▶ _INPUT RECORDS_
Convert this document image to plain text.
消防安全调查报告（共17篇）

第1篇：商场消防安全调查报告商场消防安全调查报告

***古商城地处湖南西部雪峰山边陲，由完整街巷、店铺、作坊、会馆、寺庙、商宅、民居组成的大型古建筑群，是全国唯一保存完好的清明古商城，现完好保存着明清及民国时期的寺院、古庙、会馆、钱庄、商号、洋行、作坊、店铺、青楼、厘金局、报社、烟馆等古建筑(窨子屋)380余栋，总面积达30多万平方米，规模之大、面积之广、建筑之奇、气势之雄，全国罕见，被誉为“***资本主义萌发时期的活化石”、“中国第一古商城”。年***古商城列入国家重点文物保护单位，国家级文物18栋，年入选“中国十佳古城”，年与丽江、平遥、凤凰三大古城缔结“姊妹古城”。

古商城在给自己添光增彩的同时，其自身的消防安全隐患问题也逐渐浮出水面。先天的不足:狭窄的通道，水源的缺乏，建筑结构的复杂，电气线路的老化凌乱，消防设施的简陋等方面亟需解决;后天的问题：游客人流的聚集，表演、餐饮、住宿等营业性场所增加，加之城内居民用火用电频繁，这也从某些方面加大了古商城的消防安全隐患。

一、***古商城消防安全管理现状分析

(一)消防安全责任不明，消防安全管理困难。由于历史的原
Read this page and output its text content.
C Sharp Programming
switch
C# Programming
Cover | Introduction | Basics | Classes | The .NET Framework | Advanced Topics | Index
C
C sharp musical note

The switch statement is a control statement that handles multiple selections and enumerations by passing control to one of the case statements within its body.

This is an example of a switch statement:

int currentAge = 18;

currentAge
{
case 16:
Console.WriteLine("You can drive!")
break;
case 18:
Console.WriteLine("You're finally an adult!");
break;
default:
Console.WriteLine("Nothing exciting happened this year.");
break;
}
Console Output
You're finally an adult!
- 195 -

▶ _WHAT YOU ARE ASKED TO DO_
Exact output of every entry is required.

▶ _FULL OUTPUT_
Convert this document image to plain text.
消防安全调查报告（共17篇）

第1篇：商场消防安全调查报告商场消防安全调查报告

***古商城地处湖南西部雪峰山边陲，由完整街巷、店铺、作坊、会馆、寺庙、商宅、民居组成的大型古建筑群，是全国唯一保存完好的清明古商城，现完好保存着明清及民国时期的寺院、古庙、会馆、钱庄、商号、洋行、作坊、店铺、青楼、厘金局、报社、烟馆等古建筑(窨子屋)380余栋，总面积达30多万平方米，规模之大、面积之广、建筑之奇、气势之雄，全国罕见，被誉为“***资本主义萌发时期的活化石”、“中国第一古商城”。年***古商城列入国家重点文物保护单位，国家级文物18栋，年入选“中国十佳古城”，年与丽江、平遥、凤凰三大古城缔结“姊妹古城”。

古商城在给自己添光增彩的同时，其自身的消防安全隐患问题也逐渐浮出水面。先天的不足:狭窄的通道，水源的缺乏，建筑结构的复杂，电气线路的老化凌乱，消防设施的简陋等方面亟需解决;后天的问题：游客人流的聚集，表演、餐饮、住宿等营业性场所增加，加之城内居民用火用电频繁，这也从某些方面加大了古商城的消防安全隐患。

一、***古商城消防安全管理现状分析

(一)消防安全责任不明，消防安全管理困难。由于历史的原
Read this page and output its text content.
C Sharp Programming
switch
C# Programming
Cover | Introduction | Basics | Classes | The .NET Framework | Advanced Topics | Index
C
C sharp musical note

The switch statement is a control statement that handles multiple selections and enumerations by passing control to one of the case statements within its body.

This is an example of a switch statement:

int currentAge = 18;

currentAge
{
case 16:
Console.WriteLine("You can drive!")
break;
case 18:
Console.WriteLine("You're finally an adult!");
break;
default:
Console.WriteLine("Nothing exciting happened this year.");
break;
}
Console Output
You're finally an adult!
- 195 -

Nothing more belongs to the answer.